§ Task details
Collect all lines below with the string "二酸化炭素排出量の割合".
Start of Data section
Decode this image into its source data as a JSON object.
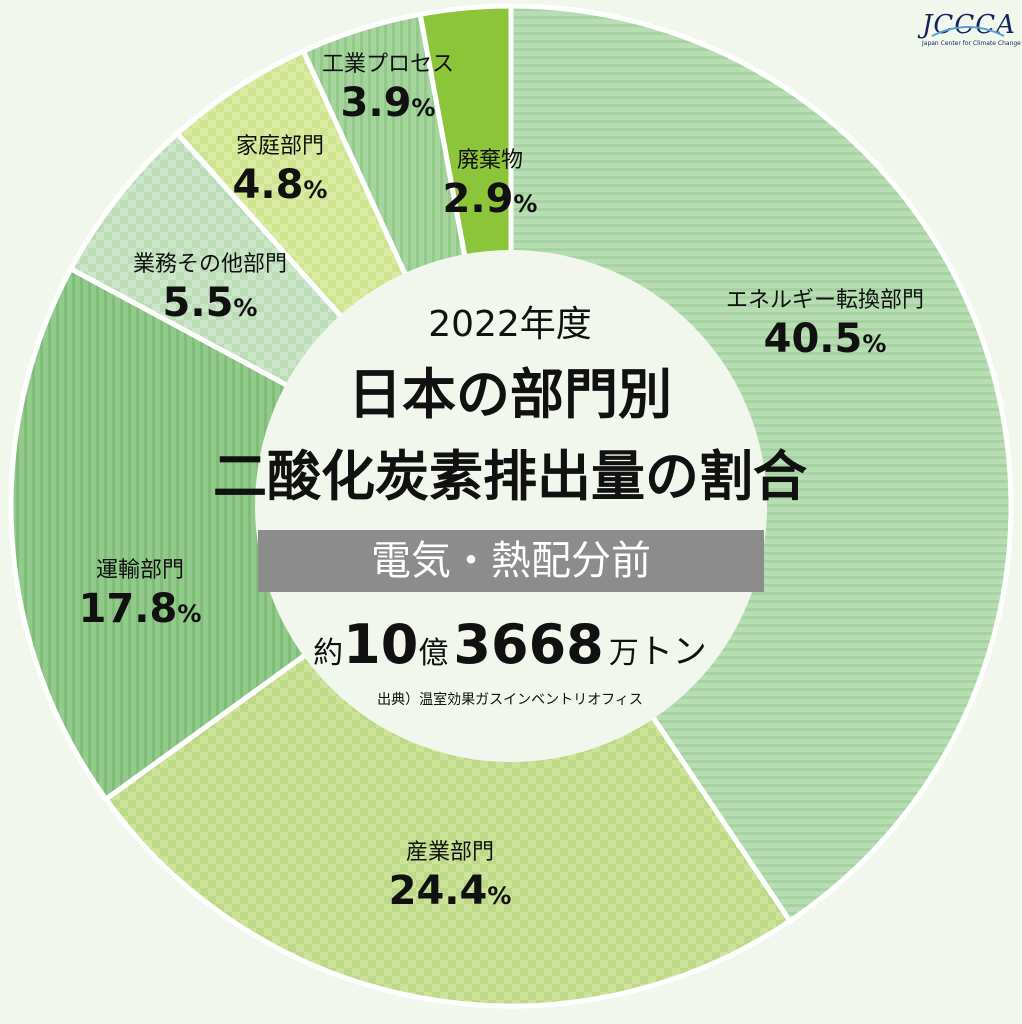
{
  "chart_data": {
    "type": "pie",
    "title": "日本の部門別 二酸化炭素排出量の割合",
    "year_label": "2022年度",
    "title_line1": "日本の部門別",
    "title_line2": "二酸化炭素排出量の割合",
    "subtitle": "電気・熱配分前",
    "total": {
      "prefix": "約",
      "billions": "10",
      "oku": "億",
      "man_value": "3668",
      "man": "万",
      "unit": "トン"
    },
    "source": "出典）温室効果ガスインベントリオフィス",
    "percent_sign": "%",
    "categories": [
      "エネルギー転換部門",
      "産業部門",
      "運輸部門",
      "業務その他部門",
      "家庭部門",
      "工業プロセス",
      "廃棄物"
    ],
    "values": [
      40.5,
      24.4,
      17.8,
      5.5,
      4.8,
      3.9,
      2.9
    ],
    "value_labels": [
      "40.5",
      "24.4",
      "17.8",
      "5.5",
      "4.8",
      "3.9",
      "2.9"
    ],
    "colors": [
      "#b8dcb4",
      "#cde39a",
      "#90c98a",
      "#c9e4c7",
      "#d9ea9f",
      "#a2d49a",
      "#8cc43a"
    ]
  },
  "logo": {
    "text": "JCCCA",
    "subtext": "Japan Center for Climate Change Actions"
  }
}
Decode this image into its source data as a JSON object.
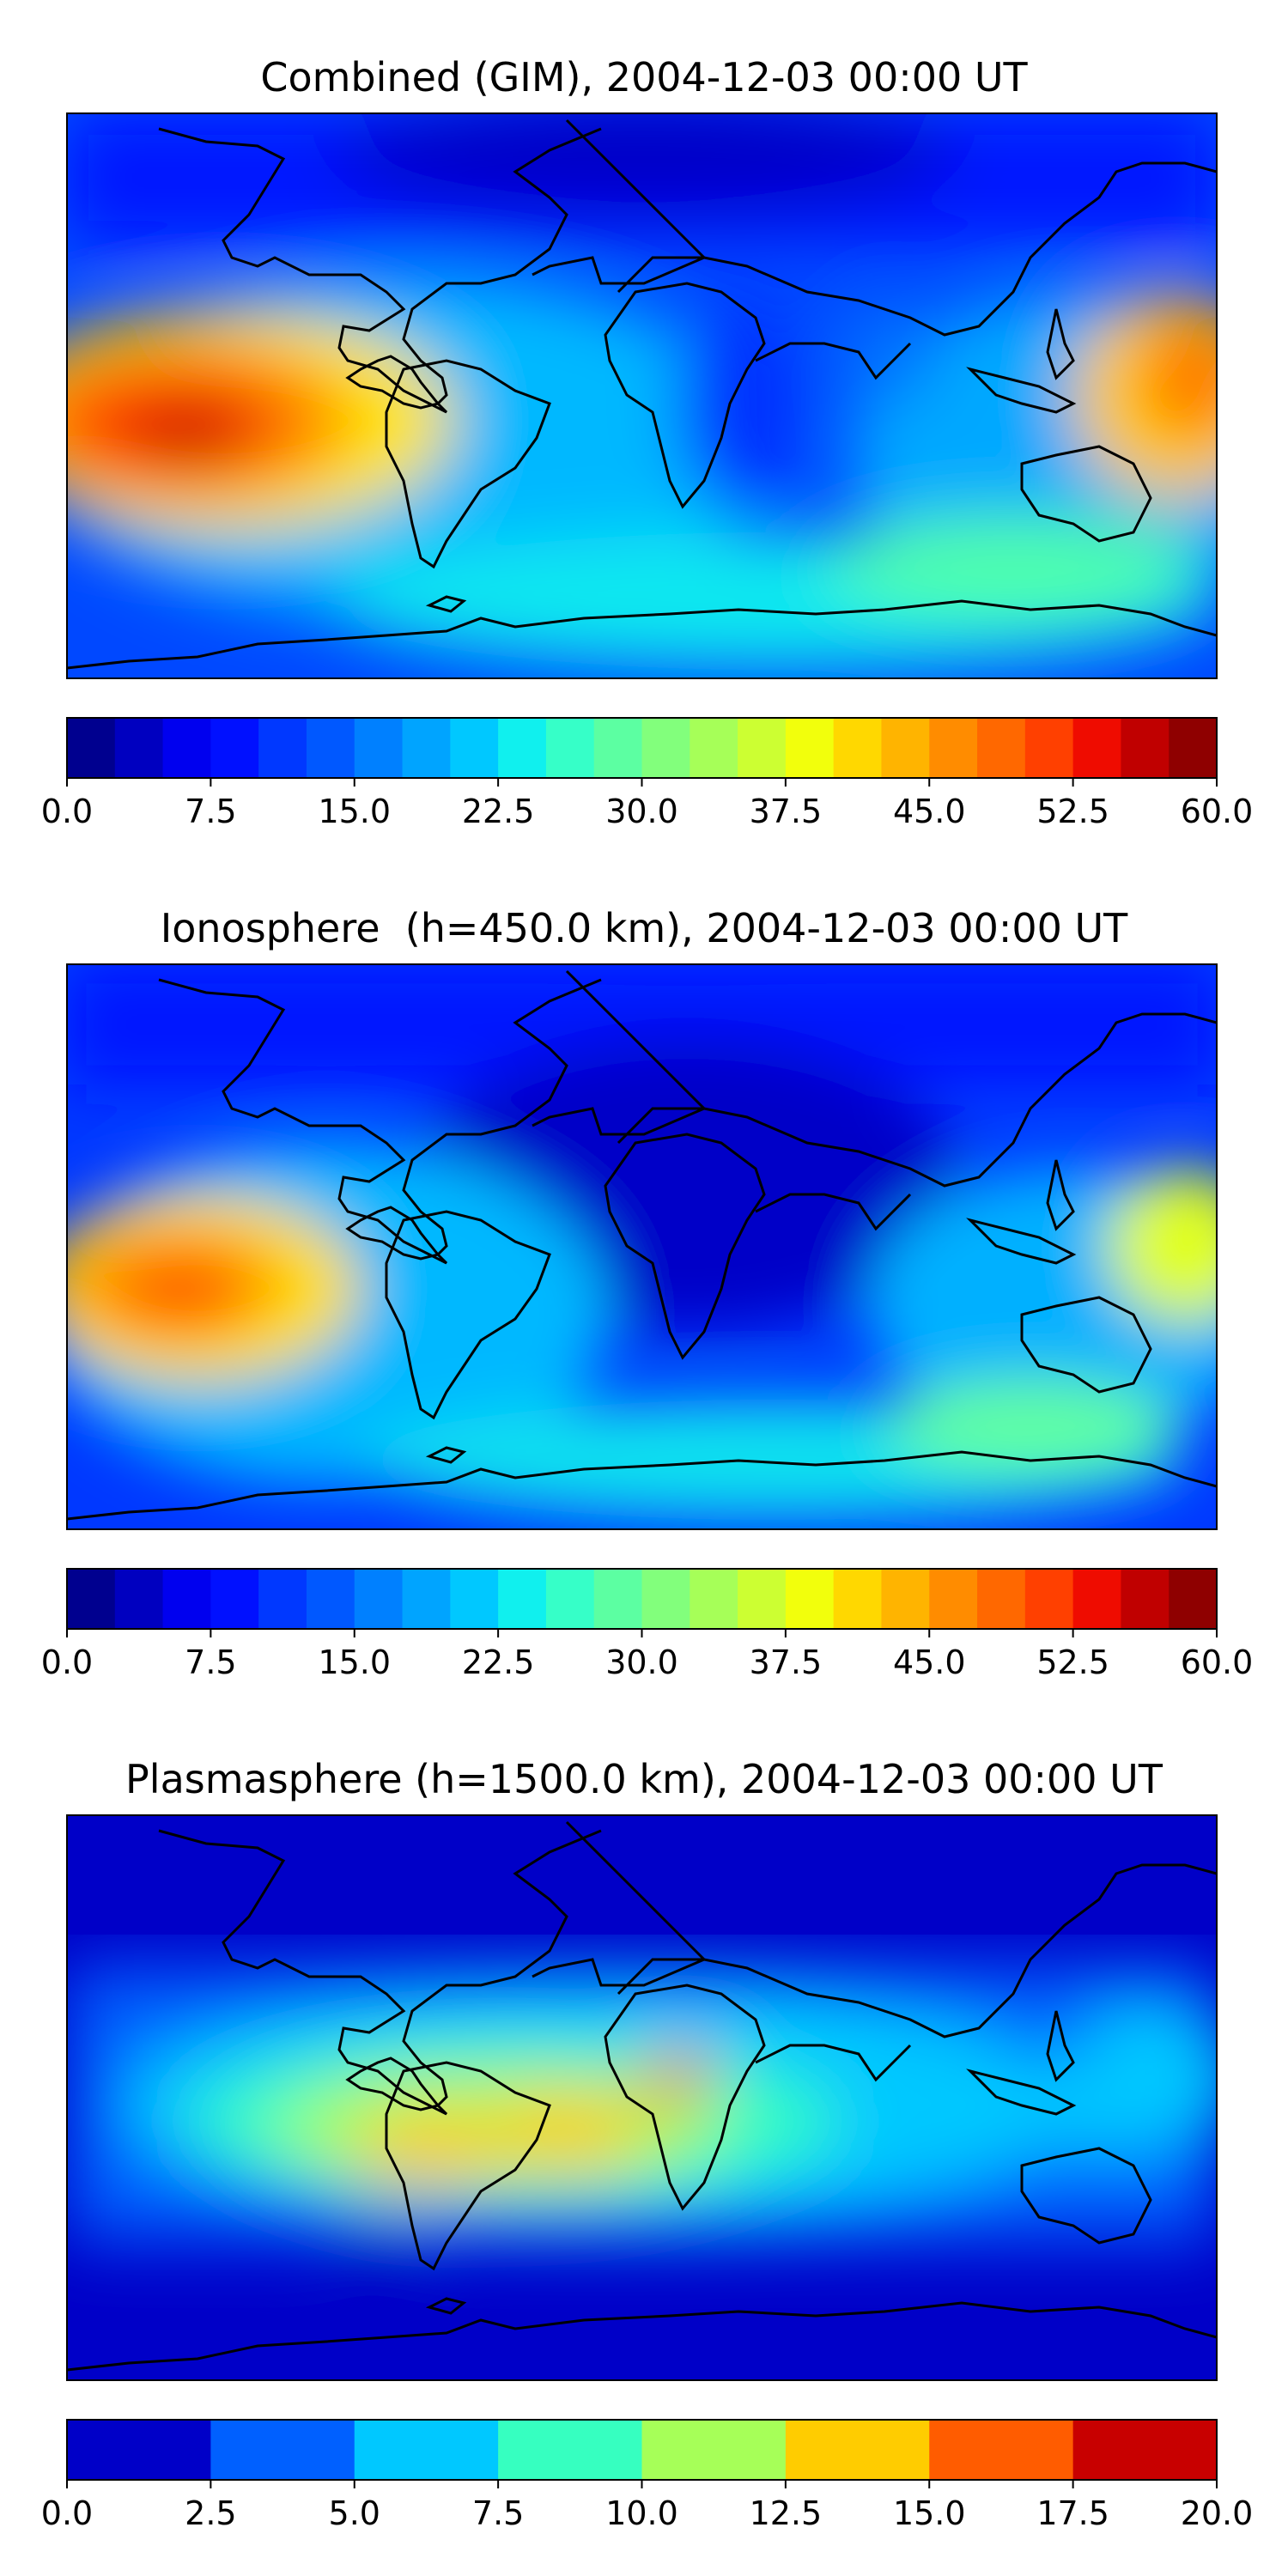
{
  "panels": [
    {
      "title": "Combined (GIM), 2004-12-03 00:00 UT",
      "colorbar": {
        "vmin": 0,
        "vmax": 60,
        "levels": 24,
        "ticks": [
          "0.0",
          "7.5",
          "15.0",
          "22.5",
          "30.0",
          "37.5",
          "45.0",
          "52.5",
          "60.0"
        ],
        "colors": [
          "#00008f",
          "#0000c0",
          "#0000ef",
          "#0010ff",
          "#0038ff",
          "#0058ff",
          "#0080ff",
          "#00a4ff",
          "#00c8ff",
          "#10f0ee",
          "#36ffc8",
          "#5cffa2",
          "#82ff7c",
          "#a6ff58",
          "#ccff32",
          "#f2ff0c",
          "#ffd800",
          "#ffb400",
          "#ff8c00",
          "#ff6800",
          "#ff4000",
          "#ef0c00",
          "#c00000",
          "#8f0000"
        ]
      }
    },
    {
      "title": "Ionosphere  (h=450.0 km), 2004-12-03 00:00 UT",
      "colorbar": {
        "vmin": 0,
        "vmax": 60,
        "levels": 24,
        "ticks": [
          "0.0",
          "7.5",
          "15.0",
          "22.5",
          "30.0",
          "37.5",
          "45.0",
          "52.5",
          "60.0"
        ],
        "colors": [
          "#00008f",
          "#0000c0",
          "#0000ef",
          "#0010ff",
          "#0038ff",
          "#0058ff",
          "#0080ff",
          "#00a4ff",
          "#00c8ff",
          "#10f0ee",
          "#36ffc8",
          "#5cffa2",
          "#82ff7c",
          "#a6ff58",
          "#ccff32",
          "#f2ff0c",
          "#ffd800",
          "#ffb400",
          "#ff8c00",
          "#ff6800",
          "#ff4000",
          "#ef0c00",
          "#c00000",
          "#8f0000"
        ]
      }
    },
    {
      "title": "Plasmasphere (h=1500.0 km), 2004-12-03 00:00 UT",
      "colorbar": {
        "vmin": 0,
        "vmax": 20,
        "levels": 8,
        "ticks": [
          "0.0",
          "2.5",
          "5.0",
          "7.5",
          "10.0",
          "12.5",
          "15.0",
          "17.5",
          "20.0"
        ],
        "colors": [
          "#0000c8",
          "#0060ff",
          "#00c8ff",
          "#36ffc0",
          "#a6ff58",
          "#ffcc00",
          "#ff5c00",
          "#c80000"
        ]
      }
    }
  ]
}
End of Data section
§ Solution below
    "title": "日本の部門別 二酸化炭素排出量の割合",
    "title_line2": "二酸化炭素排出量の割合",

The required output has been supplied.